What you need to do: Repeat each line of the material exactly.

Stored data entries:
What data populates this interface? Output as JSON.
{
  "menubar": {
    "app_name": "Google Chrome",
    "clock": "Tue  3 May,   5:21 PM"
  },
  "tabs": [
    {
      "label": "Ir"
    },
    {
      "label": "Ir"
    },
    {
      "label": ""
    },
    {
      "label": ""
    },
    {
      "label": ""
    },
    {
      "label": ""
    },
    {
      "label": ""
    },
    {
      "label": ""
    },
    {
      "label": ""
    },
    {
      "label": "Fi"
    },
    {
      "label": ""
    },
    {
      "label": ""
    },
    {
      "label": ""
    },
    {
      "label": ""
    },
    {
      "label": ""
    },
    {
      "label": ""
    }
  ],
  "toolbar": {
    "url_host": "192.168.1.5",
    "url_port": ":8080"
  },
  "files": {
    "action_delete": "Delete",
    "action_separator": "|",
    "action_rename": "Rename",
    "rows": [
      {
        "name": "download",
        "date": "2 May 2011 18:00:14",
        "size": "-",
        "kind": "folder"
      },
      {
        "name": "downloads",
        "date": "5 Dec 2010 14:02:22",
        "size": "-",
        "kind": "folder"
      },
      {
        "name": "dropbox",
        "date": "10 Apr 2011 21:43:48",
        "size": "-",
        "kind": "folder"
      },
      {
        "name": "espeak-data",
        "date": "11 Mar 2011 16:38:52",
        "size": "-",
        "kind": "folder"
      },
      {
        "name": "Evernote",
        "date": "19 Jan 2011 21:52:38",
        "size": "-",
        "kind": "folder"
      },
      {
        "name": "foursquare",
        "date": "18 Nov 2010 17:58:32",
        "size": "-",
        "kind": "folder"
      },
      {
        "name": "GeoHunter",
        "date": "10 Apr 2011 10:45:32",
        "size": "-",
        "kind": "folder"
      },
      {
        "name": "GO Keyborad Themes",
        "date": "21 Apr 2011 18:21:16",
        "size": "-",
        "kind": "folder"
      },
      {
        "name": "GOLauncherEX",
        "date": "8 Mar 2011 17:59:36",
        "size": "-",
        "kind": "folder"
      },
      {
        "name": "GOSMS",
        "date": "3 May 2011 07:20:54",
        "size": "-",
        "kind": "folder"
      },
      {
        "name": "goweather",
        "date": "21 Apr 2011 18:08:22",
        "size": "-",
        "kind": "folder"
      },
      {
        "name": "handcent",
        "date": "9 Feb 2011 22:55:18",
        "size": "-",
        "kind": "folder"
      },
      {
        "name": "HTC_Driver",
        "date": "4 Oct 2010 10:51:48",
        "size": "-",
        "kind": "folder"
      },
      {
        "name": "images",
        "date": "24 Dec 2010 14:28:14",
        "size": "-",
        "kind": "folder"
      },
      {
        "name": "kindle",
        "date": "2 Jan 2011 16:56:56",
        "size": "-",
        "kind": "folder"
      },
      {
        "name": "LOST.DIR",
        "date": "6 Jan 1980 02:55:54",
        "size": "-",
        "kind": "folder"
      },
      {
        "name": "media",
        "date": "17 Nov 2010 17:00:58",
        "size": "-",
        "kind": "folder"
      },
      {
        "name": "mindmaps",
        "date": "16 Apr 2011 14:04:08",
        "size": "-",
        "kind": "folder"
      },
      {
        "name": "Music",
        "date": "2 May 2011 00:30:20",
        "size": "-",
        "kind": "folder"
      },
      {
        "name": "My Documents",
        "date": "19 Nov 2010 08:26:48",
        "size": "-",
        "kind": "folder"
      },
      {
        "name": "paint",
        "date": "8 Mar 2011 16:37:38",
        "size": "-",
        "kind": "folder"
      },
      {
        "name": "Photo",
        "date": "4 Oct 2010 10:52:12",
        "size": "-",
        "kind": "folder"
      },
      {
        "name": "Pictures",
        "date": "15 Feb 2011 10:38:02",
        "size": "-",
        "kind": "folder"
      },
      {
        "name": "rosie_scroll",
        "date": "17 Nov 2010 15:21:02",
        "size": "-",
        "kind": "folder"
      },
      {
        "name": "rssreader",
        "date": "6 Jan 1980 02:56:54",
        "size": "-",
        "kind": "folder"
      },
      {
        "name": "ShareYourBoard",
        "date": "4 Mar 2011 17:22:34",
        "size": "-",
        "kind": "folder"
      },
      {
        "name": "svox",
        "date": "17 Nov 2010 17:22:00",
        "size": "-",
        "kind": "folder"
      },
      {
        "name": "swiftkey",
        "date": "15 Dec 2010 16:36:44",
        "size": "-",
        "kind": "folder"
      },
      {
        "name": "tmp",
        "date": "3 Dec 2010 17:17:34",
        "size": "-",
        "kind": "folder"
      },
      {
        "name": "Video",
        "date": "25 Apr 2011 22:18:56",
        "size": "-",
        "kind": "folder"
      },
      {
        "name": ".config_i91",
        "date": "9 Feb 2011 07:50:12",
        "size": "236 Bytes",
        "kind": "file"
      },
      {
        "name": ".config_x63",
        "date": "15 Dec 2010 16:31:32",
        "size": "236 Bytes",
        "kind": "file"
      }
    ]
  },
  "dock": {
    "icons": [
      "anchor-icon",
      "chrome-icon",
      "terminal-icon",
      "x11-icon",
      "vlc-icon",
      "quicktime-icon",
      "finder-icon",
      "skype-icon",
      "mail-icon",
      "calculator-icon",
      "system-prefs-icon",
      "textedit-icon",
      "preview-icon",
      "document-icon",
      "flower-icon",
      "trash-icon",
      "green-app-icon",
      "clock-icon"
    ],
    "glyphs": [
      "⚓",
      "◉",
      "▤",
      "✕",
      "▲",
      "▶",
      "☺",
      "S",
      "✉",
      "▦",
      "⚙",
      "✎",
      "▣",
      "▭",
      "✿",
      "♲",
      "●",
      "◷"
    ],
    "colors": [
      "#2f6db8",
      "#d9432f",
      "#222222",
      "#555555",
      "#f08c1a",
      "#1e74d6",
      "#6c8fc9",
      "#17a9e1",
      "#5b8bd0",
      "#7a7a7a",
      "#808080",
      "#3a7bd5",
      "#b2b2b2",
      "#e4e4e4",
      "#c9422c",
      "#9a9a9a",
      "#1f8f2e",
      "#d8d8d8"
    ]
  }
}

The result:
What data populates this interface? Output as JSON.
{
  "menubar": {
    "app_name": "Google Chrome",
    "clock": "Tue  3 May,   5:21 PM"
  },
  "tabs": [
    {
      "label": "Ir"
    },
    {
      "label": "Ir"
    },
    {
      "label": ""
    },
    {
      "label": ""
    },
    {
      "label": ""
    },
    {
      "label": ""
    },
    {
      "label": ""
    },
    {
      "label": ""
    },
    {
      "label": ""
    },
    {
      "label": "Fi"
    },
    {
      "label": ""
    },
    {
      "label": ""
    },
    {
      "label": ""
    },
    {
      "label": ""
    },
    {
      "label": ""
    },
    {
      "label": ""
    }
  ],
  "toolbar": {
    "url_host": "192.168.1.5",
    "url_port": ":8080"
  },
  "files": {
    "action_delete": "Delete",
    "action_separator": "|",
    "action_rename": "Rename",
    "rows": [
      {
        "name": "download",
        "date": "2 May 2011 18:00:14",
        "size": "-",
        "kind": "folder"
      },
      {
        "name": "downloads",
        "date": "5 Dec 2010 14:02:22",
        "size": "-",
        "kind": "folder"
      },
      {
        "name": "dropbox",
        "date": "10 Apr 2011 21:43:48",
        "size": "-",
        "kind": "folder"
      },
      {
        "name": "espeak-data",
        "date": "11 Mar 2011 16:38:52",
        "size": "-",
        "kind": "folder"
      },
      {
        "name": "Evernote",
        "date": "19 Jan 2011 21:52:38",
        "size": "-",
        "kind": "folder"
      },
      {
        "name": "foursquare",
        "date": "18 Nov 2010 17:58:32",
        "size": "-",
        "kind": "folder"
      },
      {
        "name": "GeoHunter",
        "date": "10 Apr 2011 10:45:32",
        "size": "-",
        "kind": "folder"
      },
      {
        "name": "GO Keyborad Themes",
        "date": "21 Apr 2011 18:21:16",
        "size": "-",
        "kind": "folder"
      },
      {
        "name": "GOLauncherEX",
        "date": "8 Mar 2011 17:59:36",
        "size": "-",
        "kind": "folder"
      },
      {
        "name": "GOSMS",
        "date": "3 May 2011 07:20:54",
        "size": "-",
        "kind": "folder"
      },
      {
        "name": "goweather",
        "date": "21 Apr 2011 18:08:22",
        "size": "-",
        "kind": "folder"
      },
      {
        "name": "handcent",
        "date": "9 Feb 2011 22:55:18",
        "size": "-",
        "kind": "folder"
      },
      {
        "name": "HTC_Driver",
        "date": "4 Oct 2010 10:51:48",
        "size": "-",
        "kind": "folder"
      },
      {
        "name": "images",
        "date": "24 Dec 2010 14:28:14",
        "size": "-",
        "kind": "folder"
      },
      {
        "name": "kindle",
        "date": "2 Jan 2011 16:56:56",
        "size": "-",
        "kind": "folder"
      },
      {
        "name": "LOST.DIR",
        "date": "6 Jan 1980 02:55:54",
        "size": "-",
        "kind": "folder"
      },
      {
        "name": "media",
        "date": "17 Nov 2010 17:00:58",
        "size": "-",
        "kind": "folder"
      },
      {
        "name": "mindmaps",
        "date": "16 Apr 2011 14:04:08",
        "size": "-",
        "kind": "folder"
      },
      {
        "name": "Music",
        "date": "2 May 2011 00:30:20",
        "size": "-",
        "kind": "folder"
      },
      {
        "name": "My Documents",
        "date": "19 Nov 2010 08:26:48",
        "size": "-",
        "kind": "folder"
      },
      {
        "name": "paint",
        "date": "8 Mar 2011 16:37:38",
        "size": "-",
        "kind": "folder"
      },
      {
        "name": "Photo",
        "date": "4 Oct 2010 10:52:12",
        "size": "-",
        "kind": "folder"
      },
      {
        "name": "Pictures",
        "date": "15 Feb 2011 10:38:02",
        "size": "-",
        "kind": "folder"
      },
      {
        "name": "rosie_scroll",
        "date": "17 Nov 2010 15:21:02",
        "size": "-",
        "kind": "folder"
      },
      {
        "name": "rssreader",
        "date": "6 Jan 1980 02:56:54",
        "size": "-",
        "kind": "folder"
      },
      {
        "name": "ShareYourBoard",
        "date": "4 Mar 2011 17:22:34",
        "size": "-",
        "kind": "folder"
      },
      {
        "name": "svox",
        "date": "17 Nov 2010 17:22:00",
        "size": "-",
        "kind": "folder"
      },
      {
        "name": "swiftkey",
        "date": "15 Dec 2010 16:36:44",
        "size": "-",
        "kind": "folder"
      },
      {
        "name": "tmp",
        "date": "3 Dec 2010 17:17:34",
        "size": "-",
        "kind": "folder"
      },
      {
        "name": "Video",
        "date": "25 Apr 2011 22:18:56",
        "size": "-",
        "kind": "folder"
      },
      {
        "name": ".config_i91",
        "date": "9 Feb 2011 07:50:12",
        "size": "236 Bytes",
        "kind": "file"
      },
      {
        "name": ".config_x63",
        "date": "15 Dec 2010 16:31:32",
        "size": "236 Bytes",
        "kind": "file"
      }
    ]
  },
  "dock": {
    "icons": [
      "anchor-icon",
      "chrome-icon",
      "terminal-icon",
      "x11-icon",
      "vlc-icon",
      "quicktime-icon",
      "finder-icon",
      "skype-icon",
      "mail-icon",
      "calculator-icon",
      "system-prefs-icon",
      "textedit-icon",
      "preview-icon",
      "document-icon",
      "flower-icon",
      "trash-icon",
      "green-app-icon",
      "clock-icon"
    ],
    "glyphs": [
      "⚓",
      "◉",
      "▤",
      "✕",
      "▲",
      "▶",
      "☺",
      "S",
      "✉",
      "▦",
      "⚙",
      "✎",
      "▣",
      "▭",
      "✿",
      "♲",
      "●",
      "◷"
    ],
    "colors": [
      "#2f6db8",
      "#d9432f",
      "#222222",
      "#555555",
      "#f08c1a",
      "#1e74d6",
      "#6c8fc9",
      "#17a9e1",
      "#5b8bd0",
      "#7a7a7a",
      "#808080",
      "#3a7bd5",
      "#b2b2b2",
      "#e4e4e4",
      "#c9422c",
      "#9a9a9a",
      "#1f8f2e",
      "#d8d8d8"
    ]
  }
}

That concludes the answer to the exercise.